--- EXERCISE DETAILS ---
Sort through the data and copy the lines holding the word "text".

--- SOURCE DATA ---

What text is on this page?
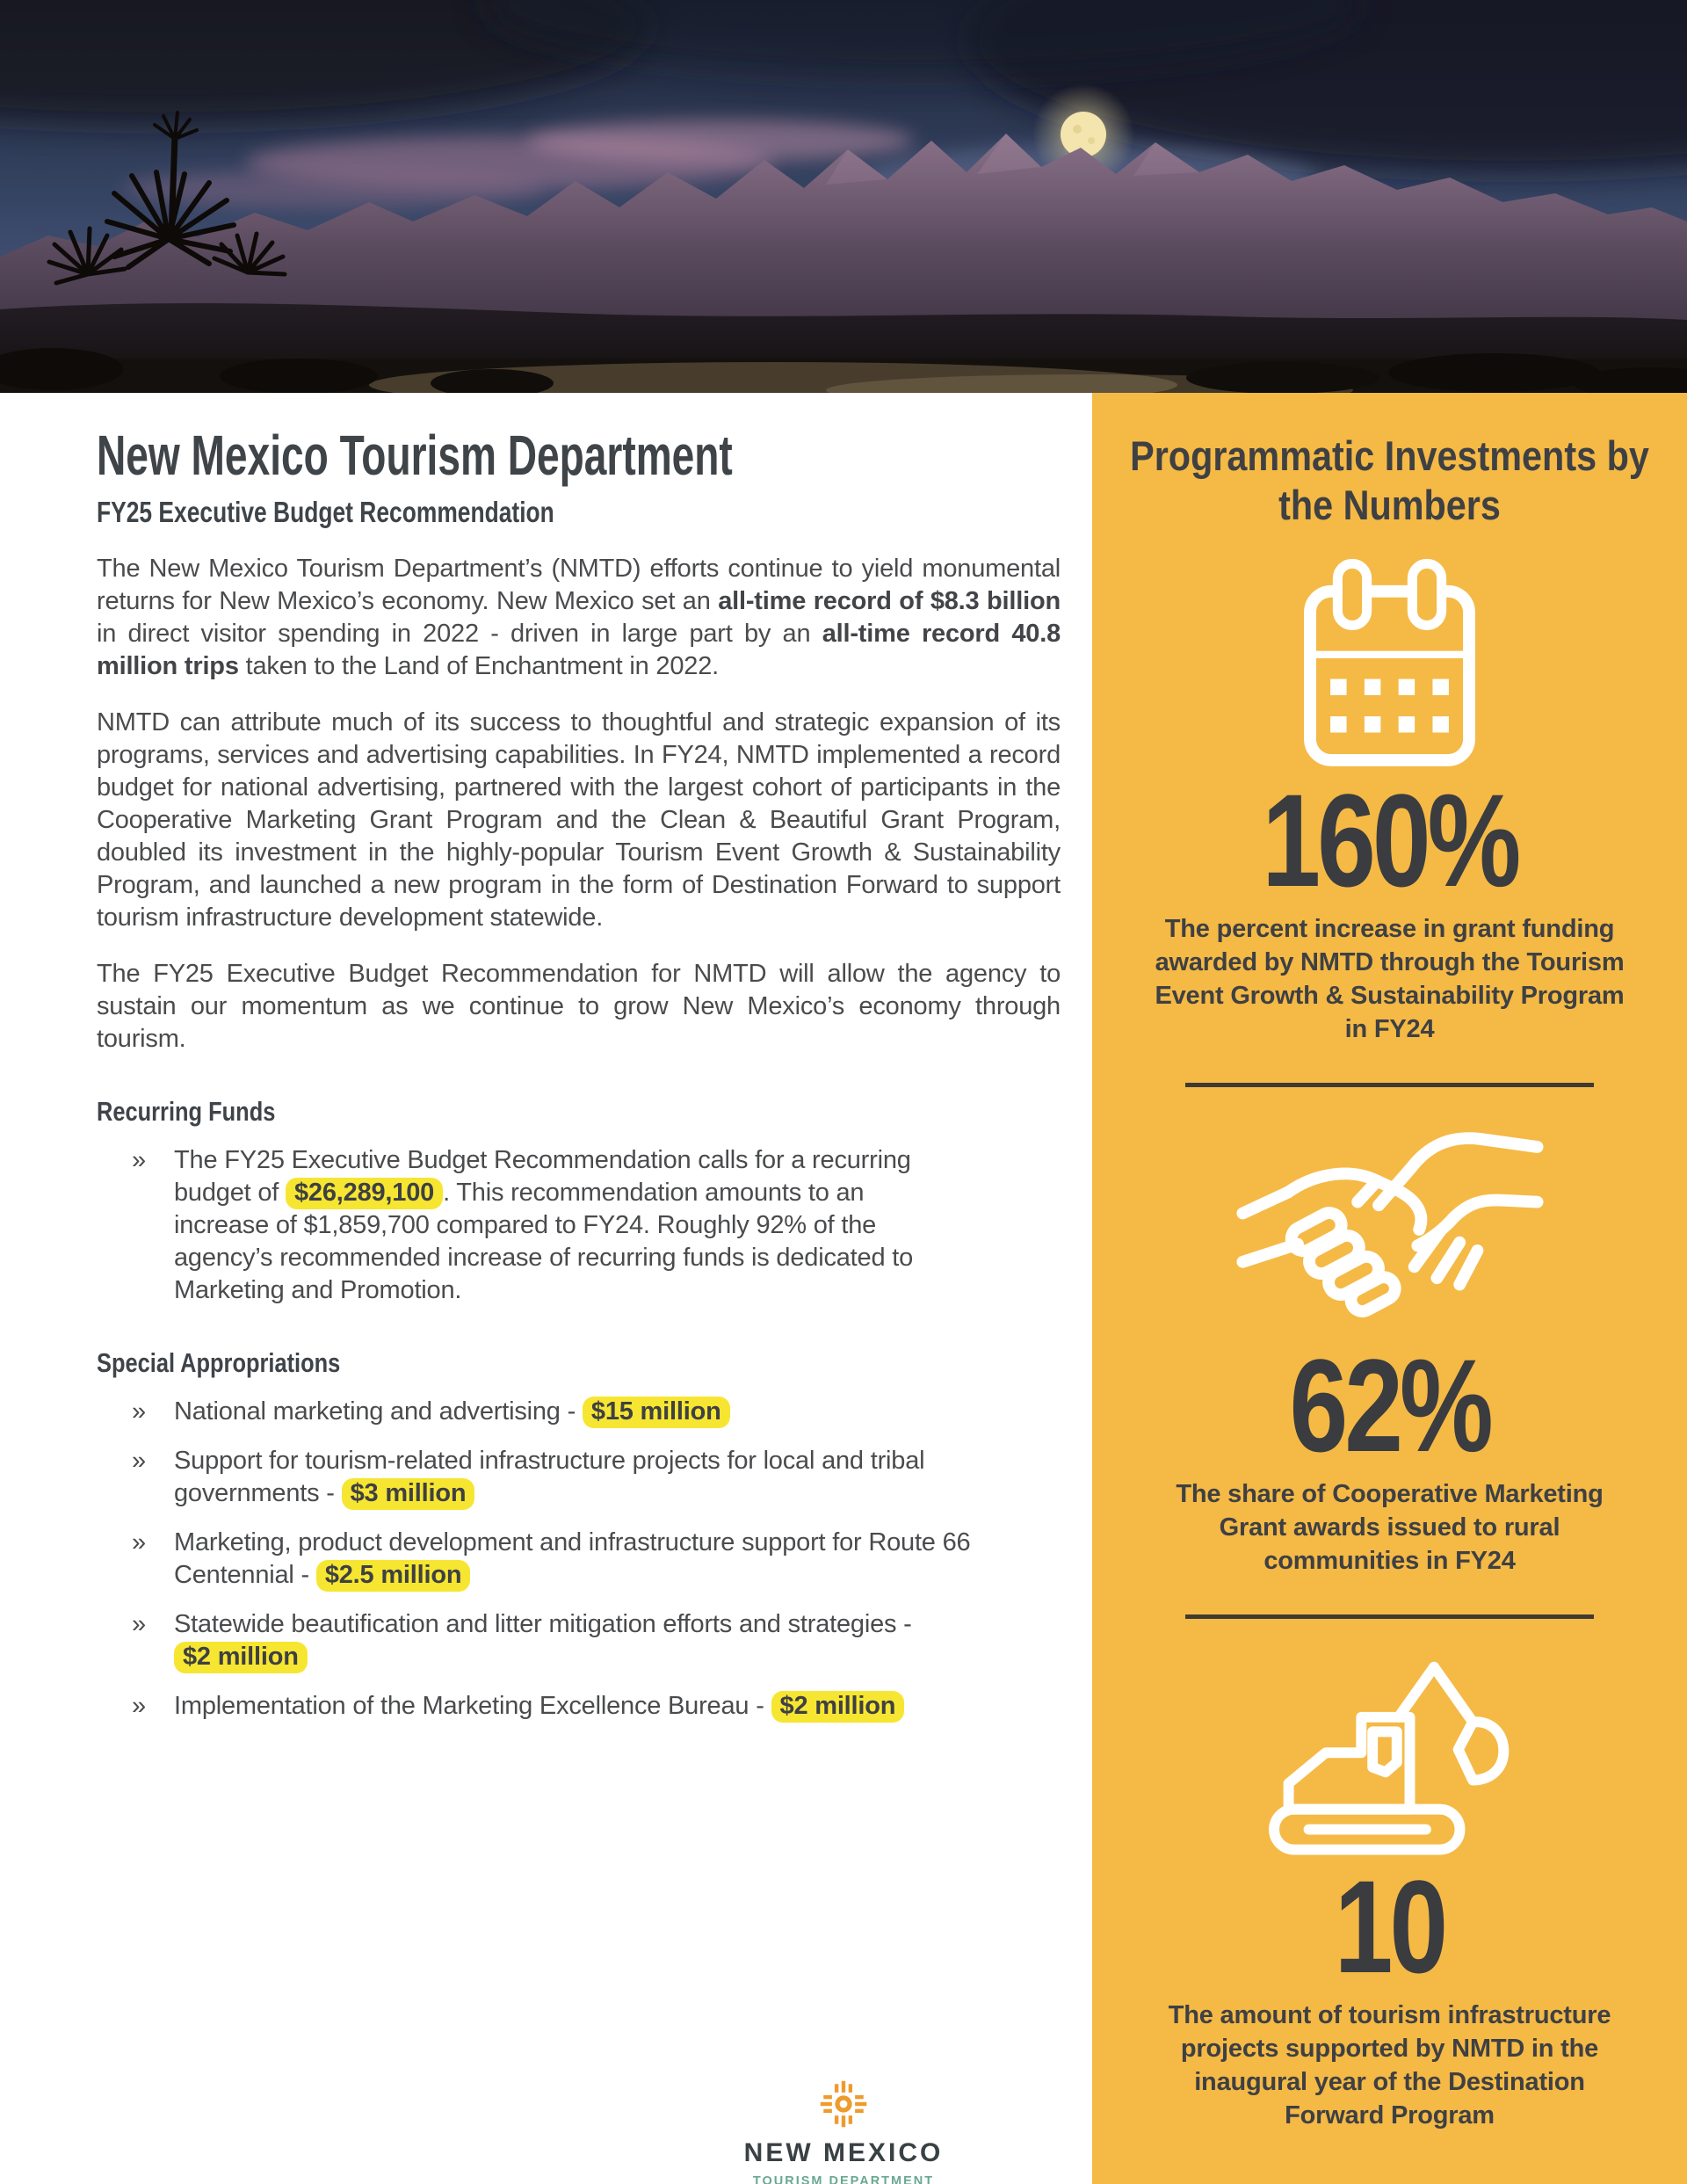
New Mexico Tourism Department
FY25 Executive Budget Recommendation

The New Mexico Tourism Department’s (NMTD) efforts continue to yield monumental returns for New Mexico’s economy. New Mexico set an all-time record of $8.3 billion in direct visitor spending in 2022 - driven in large part by an all-time record 40.8 million trips taken to the Land of Enchantment in 2022.

NMTD can attribute much of its success to thoughtful and strategic expansion of its programs, services and advertising capabilities. In FY24, NMTD implemented a record budget for national advertising, partnered with the largest cohort of participants in the Cooperative Marketing Grant Program and the Clean & Beautiful Grant Program, doubled its investment in the highly-popular Tourism Event Growth & Sustainability Program, and launched a new program in the form of Destination Forward to support tourism infrastructure development statewide.

The FY25 Executive Budget Recommendation for NMTD will allow the agency to sustain our momentum as we continue to grow New Mexico’s economy through tourism.

Recurring Funds
»	The FY25 Executive Budget Recommendation calls for a recurring budget of $26,289,100 . This recommendation amounts to an increase of $1,859,700 compared to FY24. Roughly 92% of the agency’s recommended increase of recurring funds is dedicated to Marketing and Promotion.
Special Appropriations
»	National marketing and advertising - $15 million
»	Support for tourism-related infrastructure projects for local and tribal governments - $3 million
»	Marketing, product development and infrastructure support for Route 66 Centennial - $2.5 million
»	Statewide beautification and litter mitigation efforts and strategies - $2 million
»	Implementation of the Marketing Excellence Bureau - $2 million
Programmatic Investments by the Numbers
160%
The percent increase in grant funding awarded by NMTD through the Tourism Event Growth & Sustainability Program in FY24
62%
The share of Cooperative Marketing Grant awards issued to rural communities in FY24
10
The amount of tourism infrastructure projects supported by NMTD in the inaugural year of the Destination Forward Program
NEW MEXICO
TOURISM DEPARTMENT
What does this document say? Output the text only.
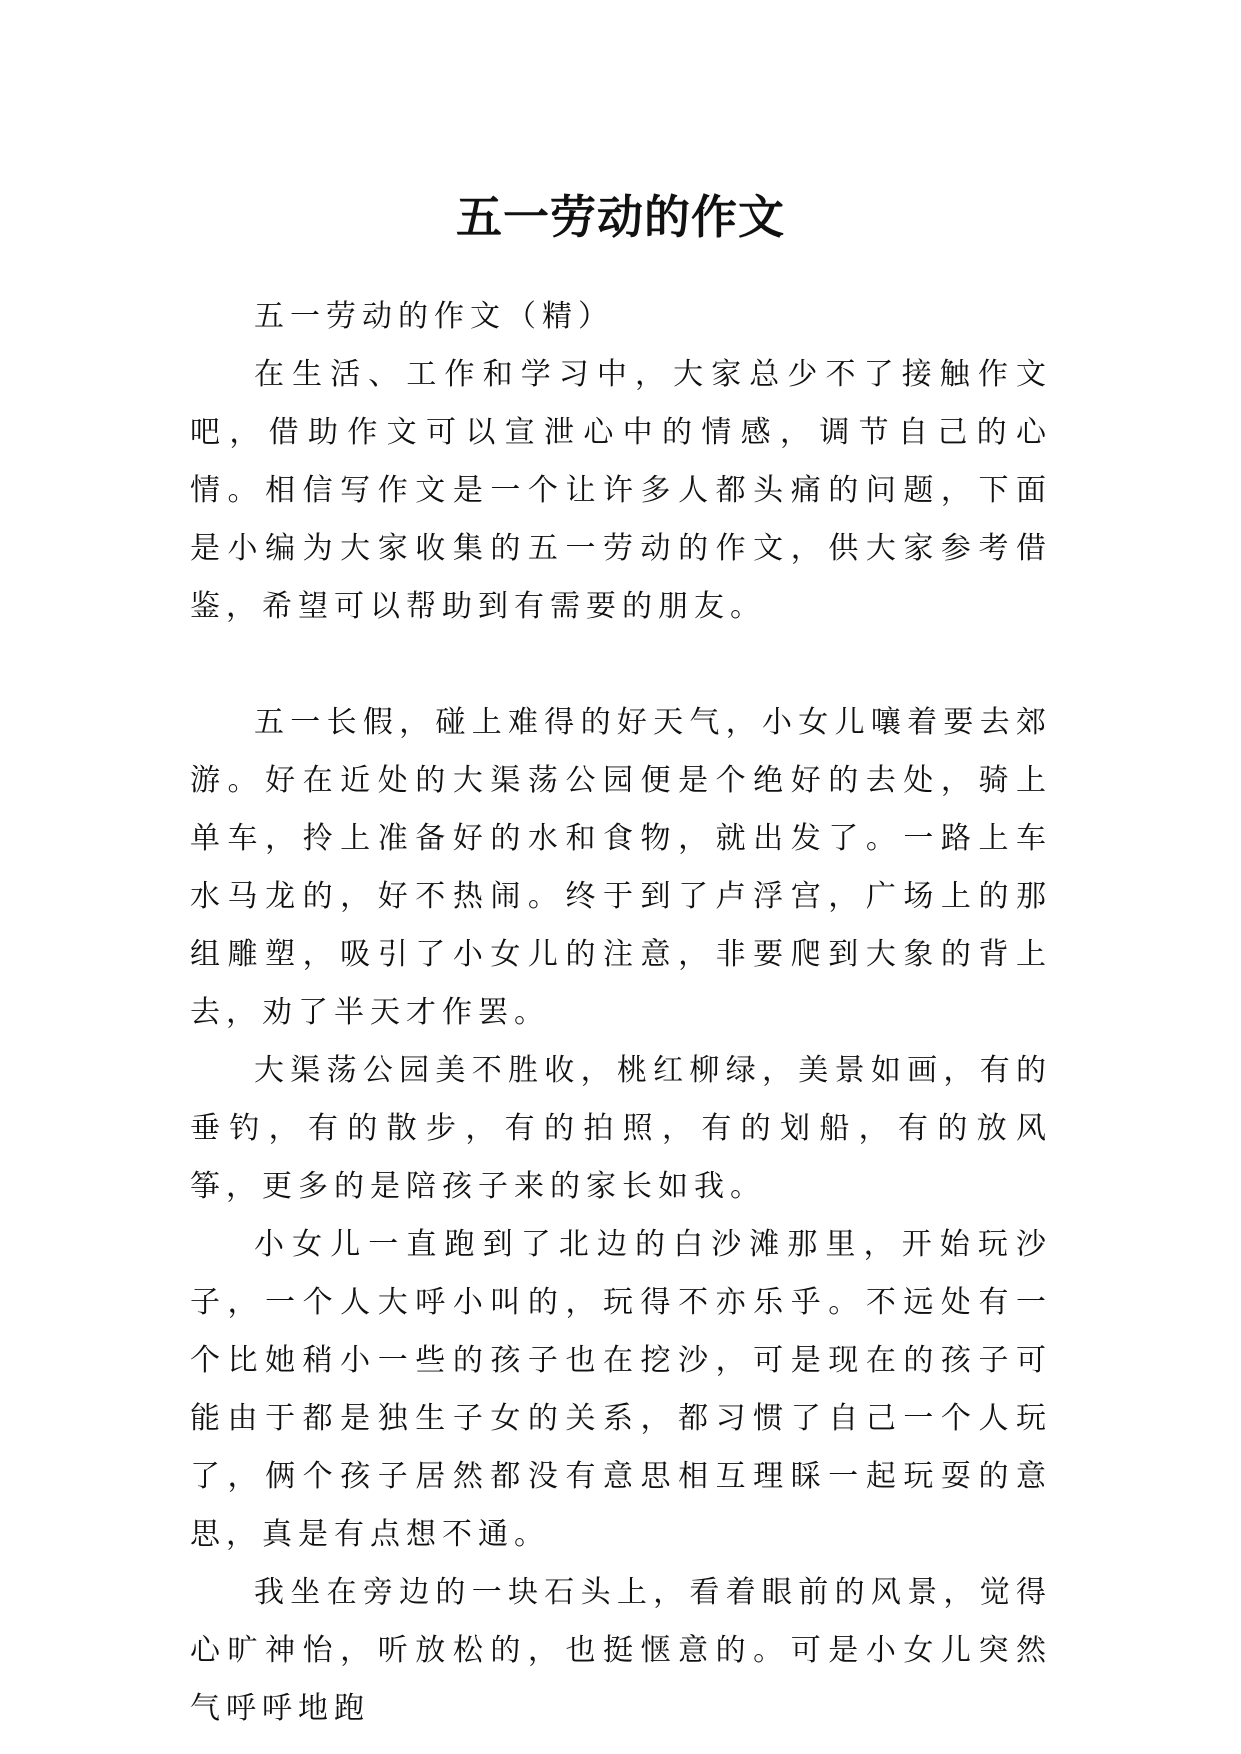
五一劳动的作文

五一劳动的作文（精）

在生活、工作和学习中，大家总少不了接触作文吧，借助作文可以宣泄心中的情感，调节自己的心情。相信写作文是一个让许多人都头痛的问题，下面是小编为大家收集的五一劳动的作文，供大家参考借鉴，希望可以帮助到有需要的朋友。

五一长假，碰上难得的好天气，小女儿嚷着要去郊游。好在近处的大渠荡公园便是个绝好的去处，骑上单车，拎上准备好的水和食物，就出发了。一路上车水马龙的，好不热闹。终于到了卢浮宫，广场上的那组雕塑，吸引了小女儿的注意，非要爬到大象的背上去，劝了半天才作罢。

大渠荡公园美不胜收，桃红柳绿，美景如画，有的垂钓，有的散步，有的拍照，有的划船，有的放风筝，更多的是陪孩子来的家长如我。

小女儿一直跑到了北边的白沙滩那里，开始玩沙子，一个人大呼小叫的，玩得不亦乐乎。不远处有一个比她稍小一些的孩子也在挖沙，可是现在的孩子可能由于都是独生子女的关系，都习惯了自己一个人玩了，俩个孩子居然都没有意思相互理睬一起玩耍的意思，真是有点想不通。

我坐在旁边的一块石头上，看着眼前的风景，觉得心旷神怡，听放松的，也挺惬意的。可是小女儿突然气呼呼地跑
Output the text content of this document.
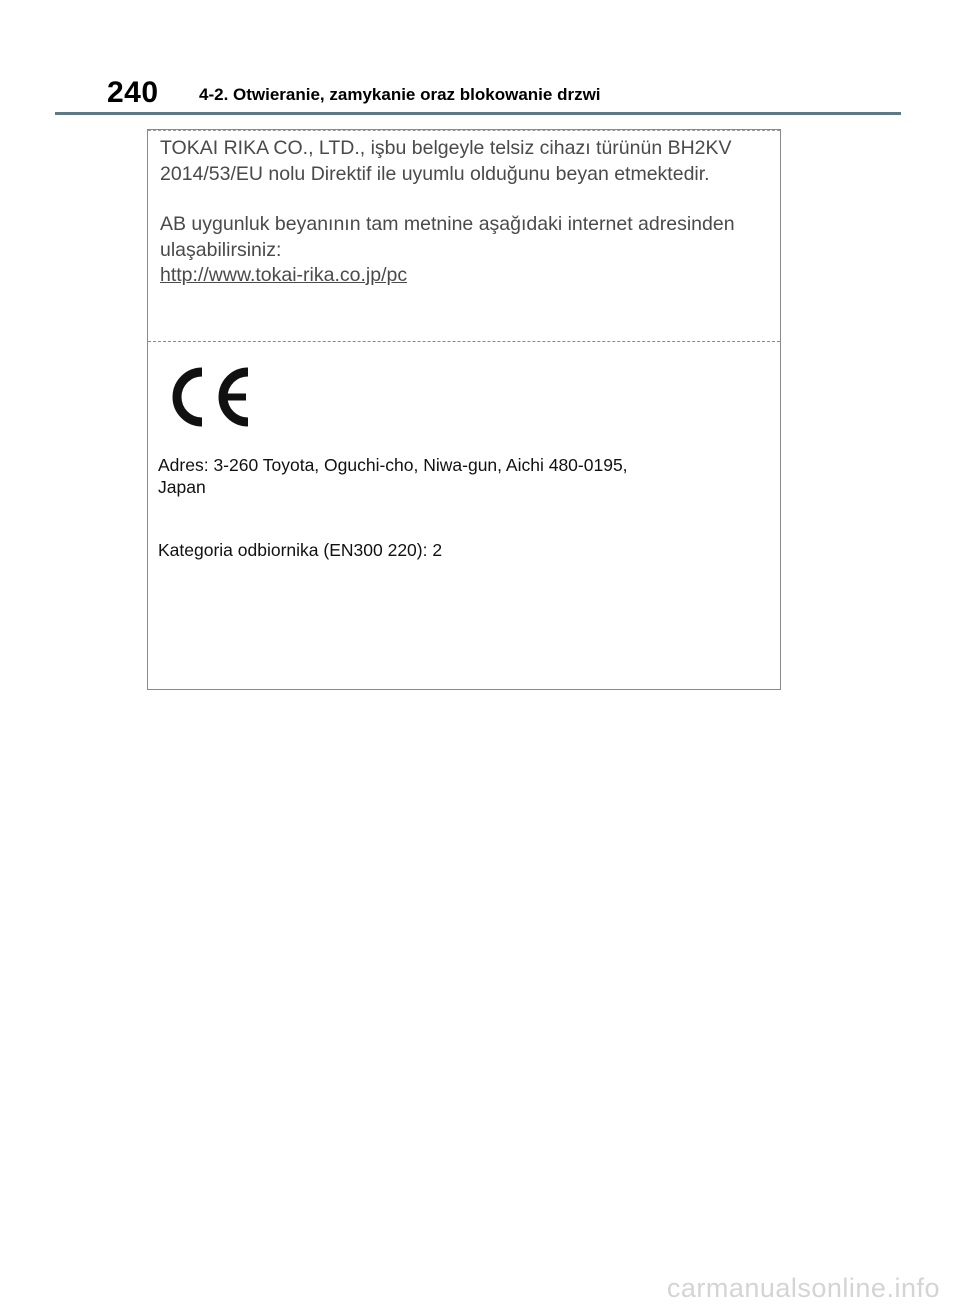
240 4-2. Otwieranie, zamykanie oraz blokowanie drzwi

TOKAI RIKA CO., LTD., işbu belgeyle telsiz cihazı türünün BH2KV 2014/53/EU nolu Direktif ile uyumlu olduğunu beyan etmektedir.

AB uygunluk beyanının tam metnine aşağıdaki internet adresinden ulaşabilirsiniz:
http://www.tokai-rika.co.jp/pc

Adres: 3-260 Toyota, Oguchi-cho, Niwa-gun, Aichi 480-0195,
Japan
Kategoria odbiornika (EN300 220): 2
carmanualsonline.info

--- RESPONSE ---
What text is on this page?
What does this document say? Output the text only.
Output the text content of this document.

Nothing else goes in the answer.